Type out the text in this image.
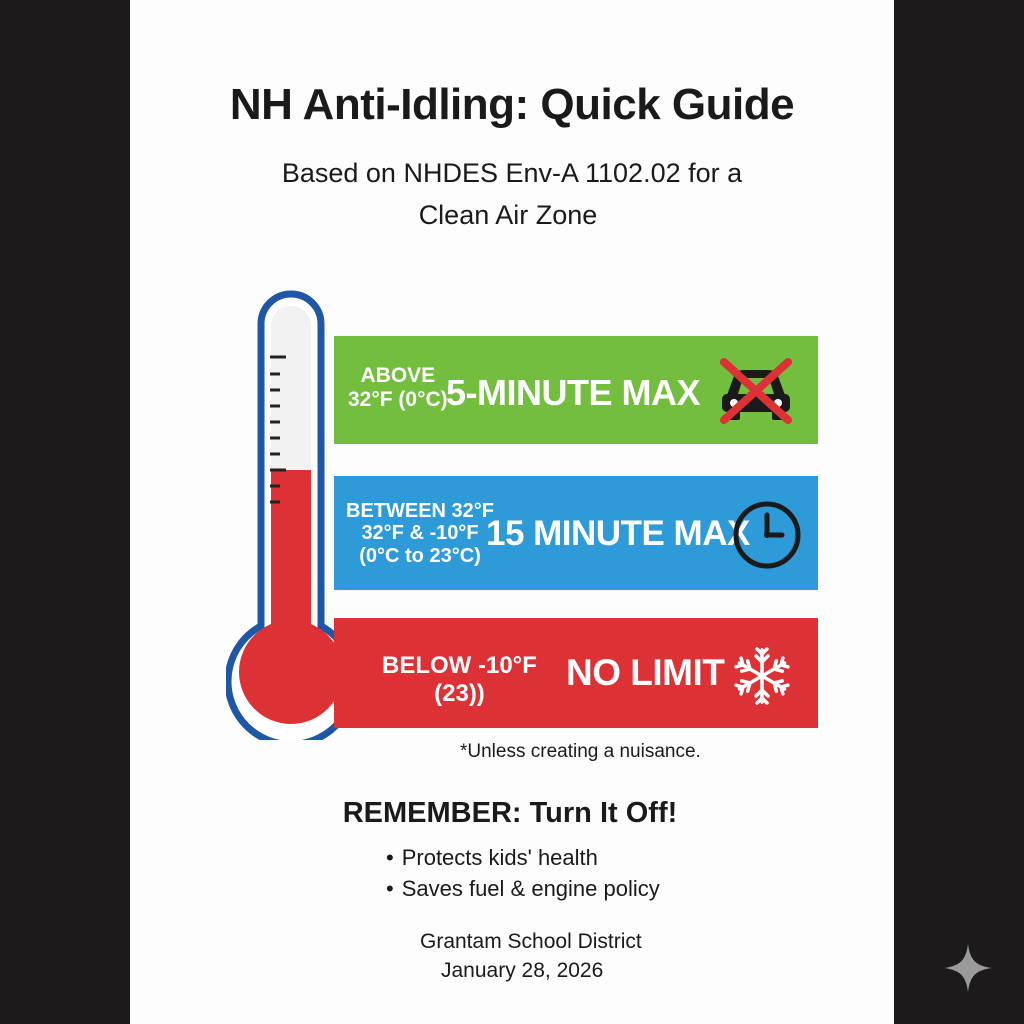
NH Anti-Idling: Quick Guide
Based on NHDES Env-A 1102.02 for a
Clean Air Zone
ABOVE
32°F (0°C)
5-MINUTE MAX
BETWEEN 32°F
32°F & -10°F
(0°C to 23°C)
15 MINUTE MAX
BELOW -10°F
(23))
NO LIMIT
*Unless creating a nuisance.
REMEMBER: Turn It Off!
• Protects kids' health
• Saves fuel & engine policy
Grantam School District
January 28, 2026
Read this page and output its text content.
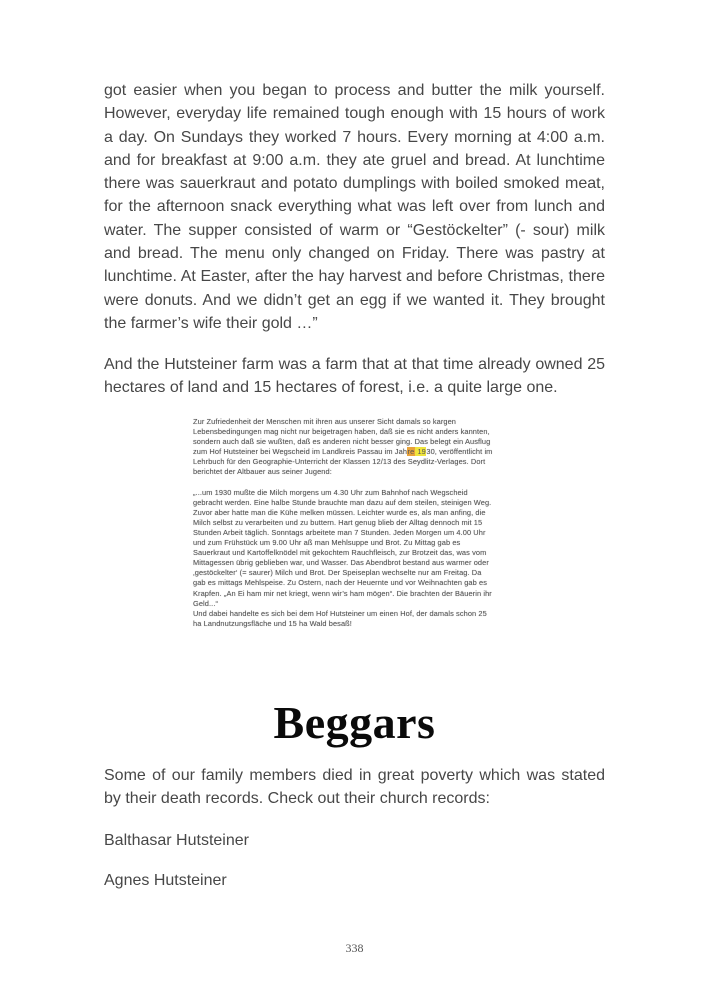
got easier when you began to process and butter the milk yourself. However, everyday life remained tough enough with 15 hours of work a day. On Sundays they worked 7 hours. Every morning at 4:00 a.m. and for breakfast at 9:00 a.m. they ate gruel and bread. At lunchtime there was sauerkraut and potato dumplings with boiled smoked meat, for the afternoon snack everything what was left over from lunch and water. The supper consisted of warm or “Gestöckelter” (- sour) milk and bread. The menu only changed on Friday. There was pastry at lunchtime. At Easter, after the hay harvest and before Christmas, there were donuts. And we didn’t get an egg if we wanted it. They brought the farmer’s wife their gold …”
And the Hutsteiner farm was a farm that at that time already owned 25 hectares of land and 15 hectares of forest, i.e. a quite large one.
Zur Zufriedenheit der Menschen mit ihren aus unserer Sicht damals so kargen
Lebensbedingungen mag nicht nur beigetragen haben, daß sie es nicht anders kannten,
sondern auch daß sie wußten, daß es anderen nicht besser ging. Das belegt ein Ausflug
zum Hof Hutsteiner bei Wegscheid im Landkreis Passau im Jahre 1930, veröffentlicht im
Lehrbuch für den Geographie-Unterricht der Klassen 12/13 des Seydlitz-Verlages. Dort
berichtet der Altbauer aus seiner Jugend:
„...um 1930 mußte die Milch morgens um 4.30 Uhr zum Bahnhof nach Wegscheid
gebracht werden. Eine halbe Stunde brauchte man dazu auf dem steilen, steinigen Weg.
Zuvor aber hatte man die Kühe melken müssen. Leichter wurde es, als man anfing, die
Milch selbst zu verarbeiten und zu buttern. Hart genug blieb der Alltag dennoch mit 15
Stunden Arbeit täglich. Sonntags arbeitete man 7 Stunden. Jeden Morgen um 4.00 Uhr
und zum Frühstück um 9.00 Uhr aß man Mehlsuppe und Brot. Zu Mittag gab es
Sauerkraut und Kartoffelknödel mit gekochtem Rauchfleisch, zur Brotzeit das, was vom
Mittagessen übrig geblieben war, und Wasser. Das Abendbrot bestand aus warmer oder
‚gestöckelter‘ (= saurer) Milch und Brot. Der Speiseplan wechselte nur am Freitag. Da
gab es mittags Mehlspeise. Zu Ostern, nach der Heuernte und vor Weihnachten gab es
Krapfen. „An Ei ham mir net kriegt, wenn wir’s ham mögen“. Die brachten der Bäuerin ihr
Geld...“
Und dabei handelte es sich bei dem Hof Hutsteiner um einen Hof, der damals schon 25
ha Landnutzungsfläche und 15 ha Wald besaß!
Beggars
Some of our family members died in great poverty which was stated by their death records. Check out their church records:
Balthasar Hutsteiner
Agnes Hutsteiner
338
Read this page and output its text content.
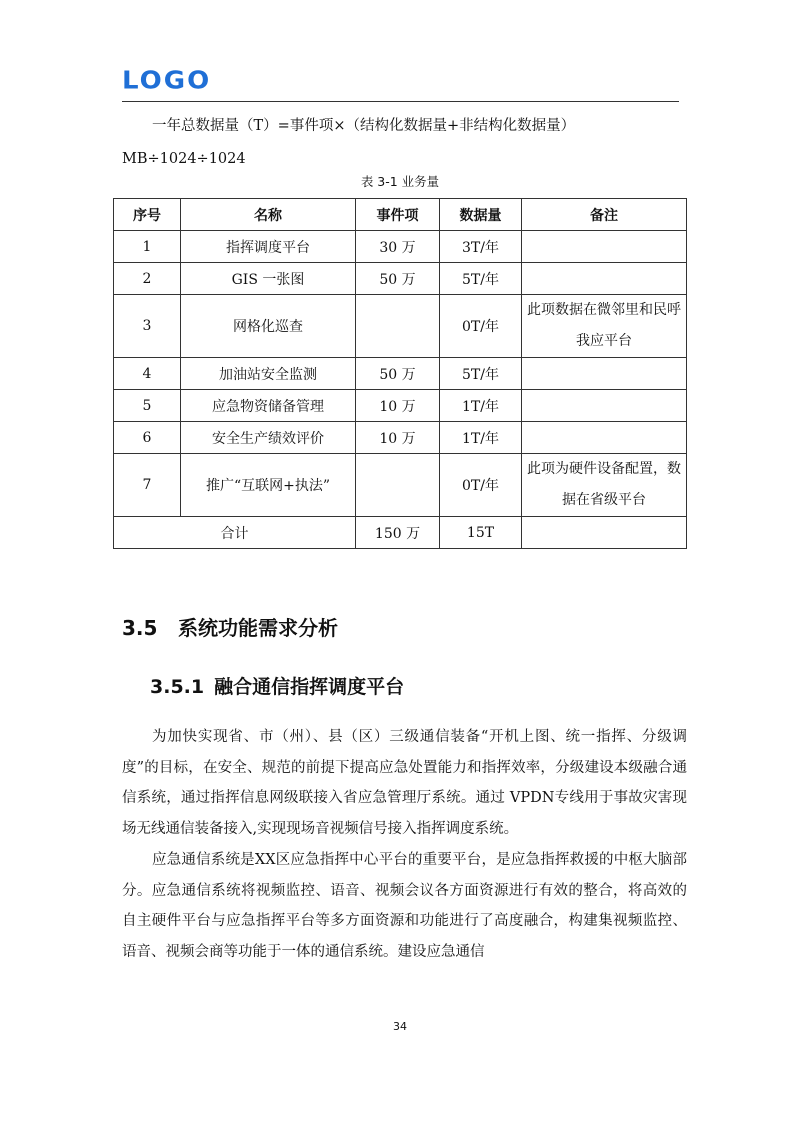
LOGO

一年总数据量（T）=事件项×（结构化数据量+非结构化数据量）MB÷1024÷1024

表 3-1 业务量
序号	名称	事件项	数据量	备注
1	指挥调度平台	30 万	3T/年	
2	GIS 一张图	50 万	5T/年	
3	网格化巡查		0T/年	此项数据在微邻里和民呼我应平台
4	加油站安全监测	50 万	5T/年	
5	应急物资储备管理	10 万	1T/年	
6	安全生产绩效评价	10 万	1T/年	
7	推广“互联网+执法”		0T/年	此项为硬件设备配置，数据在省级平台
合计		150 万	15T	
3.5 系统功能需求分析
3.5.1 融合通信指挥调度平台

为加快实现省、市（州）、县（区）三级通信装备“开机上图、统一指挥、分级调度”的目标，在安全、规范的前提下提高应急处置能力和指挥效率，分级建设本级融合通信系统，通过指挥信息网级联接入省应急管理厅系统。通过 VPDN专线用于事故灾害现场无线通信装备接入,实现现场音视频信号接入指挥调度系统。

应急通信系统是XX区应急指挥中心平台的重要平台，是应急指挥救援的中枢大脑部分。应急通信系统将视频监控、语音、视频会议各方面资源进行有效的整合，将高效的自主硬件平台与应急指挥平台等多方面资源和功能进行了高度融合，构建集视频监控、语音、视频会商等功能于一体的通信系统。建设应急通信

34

> _Problem_
Check every line of the data above for the string "damals", and copy those that have it.

> _Exercise output_
Zur Zufriedenheit der Menschen mit ihren aus unserer Sicht damals so kargen
Und dabei handelte es sich bei dem Hof Hutsteiner um einen Hof, der damals schon 25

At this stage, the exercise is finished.